## WORK INSTRUCTIONS:
**a)** Quote the debate on the US-UK extradition treaty word for word, beginning at the words "8. What recent" and stopping after "vulnerable British citizen?".
**b)** Extend the Commons debate on the US-UK extradition treaty, picking up right after its last sentence.

Volume 502: debated on Monday 14 December 2009

8. What recent assessment he has made of the effectiveness of the operation of the provisions of the US-UK extradition treaty. (306222)

I am grateful to the Home Secretary for that answer, but Gary McKinnon’s legal team has been forced to launch a fresh legal challenge in the High Court. The Home Secretary claims that his hands are tied, but many lawyers—including Lord Carlile, the Government’s independent reviewer of terrorism legislation—tell him differently. Why is he putting this grossly unbalanced immigration agreement with the US over and above the interests of a very vulnerable British citizen?

The hon. Gentleman asked a question about the US-UK treaty. The only argument that I have heard about the treaty being imbalanced is that of probable cause versus reasonable suspicion. I have not heard expressed anywhere another argument about why it may be imbalanced. That was, indeed, the gist of the debate that took place in the House in 2003-04, when the issue was put before Members.

In the case of Gary McKinnon, the issue is completely and absolutely academic. There is no reasonable suspicion involved; there is no probable cause involved; and Gary McKinnon has admitted to many of the offences. The hon. Gentleman may have a question about Gary McKinnon, but it does not relate to the issue in his original question about an imbalance in the UK-US treaty.

In the latest edition of Vogue, Hilary Clinton describes our Foreign Secretary as

“vibrant, vital, attractive and smart.”

She has obviously not met the Home Secretary! Given that very close relationship between Britain and the United States, however, and given that the Home Secretary says he has no more legal powers to intervene, surely the best course of action is a diplomatic resolution to the problem. Will he talk to the Foreign Secretary so that he can talk to Hilary Clinton to see whether this matter can be resolved?

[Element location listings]

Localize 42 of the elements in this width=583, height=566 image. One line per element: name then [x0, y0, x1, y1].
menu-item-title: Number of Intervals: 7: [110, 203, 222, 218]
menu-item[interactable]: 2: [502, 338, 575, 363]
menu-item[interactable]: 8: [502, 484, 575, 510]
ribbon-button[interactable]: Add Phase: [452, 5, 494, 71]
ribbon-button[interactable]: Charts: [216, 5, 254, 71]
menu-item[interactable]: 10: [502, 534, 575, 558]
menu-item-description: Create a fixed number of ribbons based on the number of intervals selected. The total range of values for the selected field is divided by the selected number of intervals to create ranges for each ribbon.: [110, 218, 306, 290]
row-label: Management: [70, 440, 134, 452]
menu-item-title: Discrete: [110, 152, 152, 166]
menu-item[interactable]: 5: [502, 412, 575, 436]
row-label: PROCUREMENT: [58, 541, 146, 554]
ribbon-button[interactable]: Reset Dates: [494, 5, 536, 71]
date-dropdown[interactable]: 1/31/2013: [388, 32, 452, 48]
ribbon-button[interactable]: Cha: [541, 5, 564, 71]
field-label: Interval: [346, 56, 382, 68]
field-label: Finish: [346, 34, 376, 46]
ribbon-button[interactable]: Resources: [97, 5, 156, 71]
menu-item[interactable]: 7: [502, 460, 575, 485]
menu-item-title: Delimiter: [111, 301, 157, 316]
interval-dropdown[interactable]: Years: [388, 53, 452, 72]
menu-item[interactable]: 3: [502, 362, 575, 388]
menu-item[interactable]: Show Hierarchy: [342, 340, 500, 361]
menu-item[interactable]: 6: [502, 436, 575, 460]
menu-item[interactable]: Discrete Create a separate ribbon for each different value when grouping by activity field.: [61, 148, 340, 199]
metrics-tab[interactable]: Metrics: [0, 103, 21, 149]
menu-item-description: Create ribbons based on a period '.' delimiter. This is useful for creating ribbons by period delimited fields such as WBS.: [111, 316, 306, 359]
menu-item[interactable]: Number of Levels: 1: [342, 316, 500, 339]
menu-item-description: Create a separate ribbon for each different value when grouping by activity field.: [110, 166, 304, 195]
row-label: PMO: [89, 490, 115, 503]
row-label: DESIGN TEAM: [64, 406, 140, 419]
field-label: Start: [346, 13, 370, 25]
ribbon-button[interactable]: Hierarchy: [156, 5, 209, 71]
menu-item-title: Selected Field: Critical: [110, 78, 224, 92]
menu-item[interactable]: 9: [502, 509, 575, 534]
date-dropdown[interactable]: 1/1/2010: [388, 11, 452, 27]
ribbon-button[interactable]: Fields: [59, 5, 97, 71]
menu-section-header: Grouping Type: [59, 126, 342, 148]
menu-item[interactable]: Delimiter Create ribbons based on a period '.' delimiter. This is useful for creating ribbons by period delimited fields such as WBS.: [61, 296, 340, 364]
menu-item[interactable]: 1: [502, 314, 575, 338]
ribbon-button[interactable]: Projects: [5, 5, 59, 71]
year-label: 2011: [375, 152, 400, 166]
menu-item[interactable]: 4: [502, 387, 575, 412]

## ANSWERS:
**a)**
8. What recent assessment he has made of the effectiveness of the operation of the provisions of the US-UK extradition treaty. (306222)

I am grateful to the Home Secretary for that answer, but Gary McKinnon’s legal team has been forced to launch a fresh legal challenge in the High Court. The Home Secretary claims that his hands are tied, but many lawyers—including Lord Carlile, the Government’s independent reviewer of terrorism legislation—tell him differently. Why is he putting this grossly unbalanced immigration agreement with the US over and above the interests of a very vulnerable British citizen?

**b)**
This matter can be resolved by ensuring that the treaty we have with the US is enforced. This matter can be resolved by upholding the law. The courts have decided and the prosecuting authorities have decided that Gary McKinnon is accused of very serious charges and should answer for them in the US. That is not the role of any politician or any judge; it is the role of the prosecuting authority. On 5 November in a debate in the other place, the ex-Law Lord Lord Justice Lloyd made it plain that that was absolutely right. The US authorities have given us a whole list of assurances that Gary McKinnon will get full treatment for his illness from the American authorities; indeed, a long list of the treatment that will be offered was quoted by Lord Justice Burnton in the High Court as being extremely impressive.

With the increase in cybercrime and the consequential complexities in international jurisdiction, what consideration has the Home Secretary given to cybercrimes committed and originated in the United Kingdom being appropriate for extradition?

I do not believe there is a case for looking at this in the context of a completely separate review of the treaty. We have a situation where a number of crimes are committed in the UK and we have another crime—a terrorist offence—committed against the US by someone in the UK, a British citizen, who did not leave this country at all. It is a question of what the prosecuting authorities decide in this case. Let me quote to the hon. Gentleman, because it is relevant to this issue, what Lord Justice Burnton said in the High Court in July about this particular offence. I think that it would apply to other offences where a crime is committed in another country over the internet. He said of Gary McKinnon:

“It is true that the Claimant’s offending conduct took place in this country. However, it was directed at the USA, and at computers in the USA; the information he accessed or could have accessed was US information; its confidentiality and sensitivity were American; and any damage that was inflicted was in the USA. The witnesses who can address the damage done by his offences are in America. Moreover, because the information was sensitive, it would be far more difficult for it to be put before a judge in this country than before a US judge”.

I believe that the legal profession is quite capable of deciding—to use the terminology—the forum in which any of these allegations should be prosecuted.